_Listed records_.
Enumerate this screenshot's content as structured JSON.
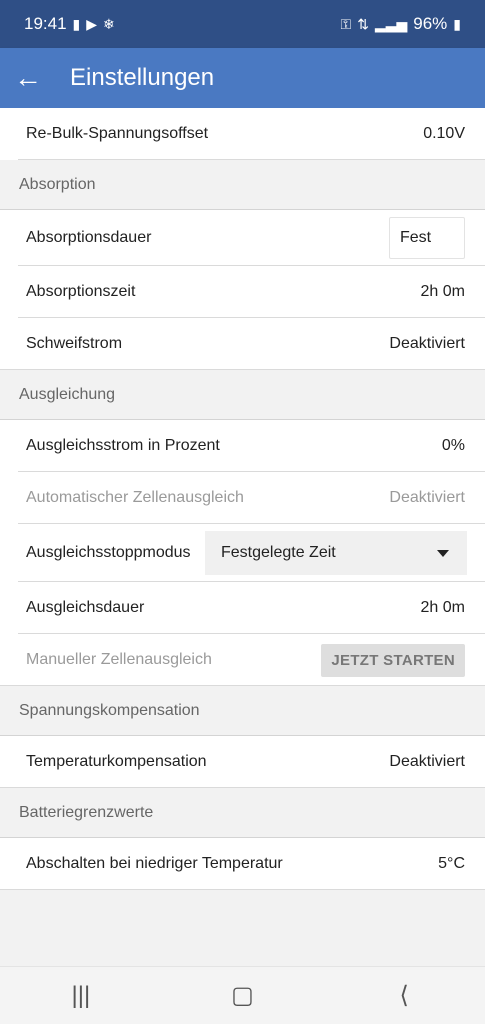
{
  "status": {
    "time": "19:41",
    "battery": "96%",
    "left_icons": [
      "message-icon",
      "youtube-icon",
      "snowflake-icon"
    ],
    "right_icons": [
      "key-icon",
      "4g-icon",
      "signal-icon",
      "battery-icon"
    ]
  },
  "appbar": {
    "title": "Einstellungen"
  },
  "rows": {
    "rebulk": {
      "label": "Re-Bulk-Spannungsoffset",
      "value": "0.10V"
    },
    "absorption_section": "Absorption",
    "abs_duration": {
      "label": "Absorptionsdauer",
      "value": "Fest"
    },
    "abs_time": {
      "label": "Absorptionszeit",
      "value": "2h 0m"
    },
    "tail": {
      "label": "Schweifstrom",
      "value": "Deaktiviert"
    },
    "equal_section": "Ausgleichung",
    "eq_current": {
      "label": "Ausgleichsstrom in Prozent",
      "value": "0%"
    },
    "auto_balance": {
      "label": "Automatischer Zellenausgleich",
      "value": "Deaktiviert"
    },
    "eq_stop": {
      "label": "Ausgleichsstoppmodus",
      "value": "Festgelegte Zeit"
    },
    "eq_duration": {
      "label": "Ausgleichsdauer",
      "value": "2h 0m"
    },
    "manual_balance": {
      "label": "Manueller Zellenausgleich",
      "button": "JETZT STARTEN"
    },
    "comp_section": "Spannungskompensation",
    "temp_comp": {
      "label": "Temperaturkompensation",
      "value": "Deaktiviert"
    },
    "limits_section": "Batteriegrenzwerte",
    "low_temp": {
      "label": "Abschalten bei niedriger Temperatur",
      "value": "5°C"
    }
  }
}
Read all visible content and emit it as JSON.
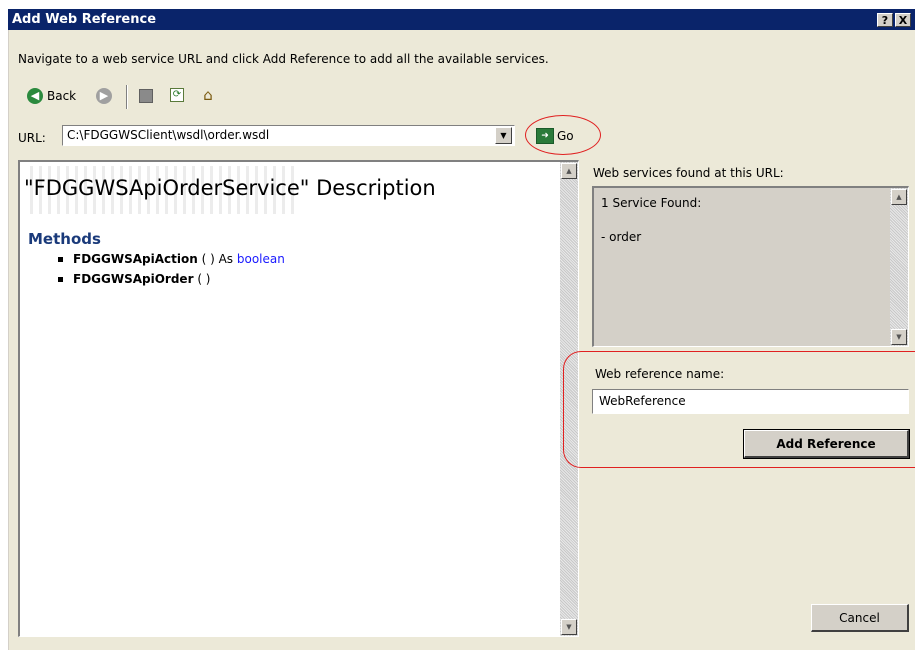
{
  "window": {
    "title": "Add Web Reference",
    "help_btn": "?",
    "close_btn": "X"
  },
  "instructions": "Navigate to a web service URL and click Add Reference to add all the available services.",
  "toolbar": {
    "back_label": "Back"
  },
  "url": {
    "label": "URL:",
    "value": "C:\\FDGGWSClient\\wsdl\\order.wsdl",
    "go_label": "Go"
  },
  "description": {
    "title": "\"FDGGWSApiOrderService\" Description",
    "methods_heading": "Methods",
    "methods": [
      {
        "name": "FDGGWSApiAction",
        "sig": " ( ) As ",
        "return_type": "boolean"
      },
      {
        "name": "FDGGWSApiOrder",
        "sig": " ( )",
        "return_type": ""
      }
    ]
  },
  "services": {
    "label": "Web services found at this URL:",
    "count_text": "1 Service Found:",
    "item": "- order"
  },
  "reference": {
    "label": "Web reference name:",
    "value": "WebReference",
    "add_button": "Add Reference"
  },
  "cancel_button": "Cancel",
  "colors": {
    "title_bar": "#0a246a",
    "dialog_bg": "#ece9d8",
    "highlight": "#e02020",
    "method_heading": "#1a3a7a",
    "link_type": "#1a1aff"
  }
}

_What is asked_.
For the string "content", count the lines of the entries above that include it; answer with the number only.

_Full solution_.
2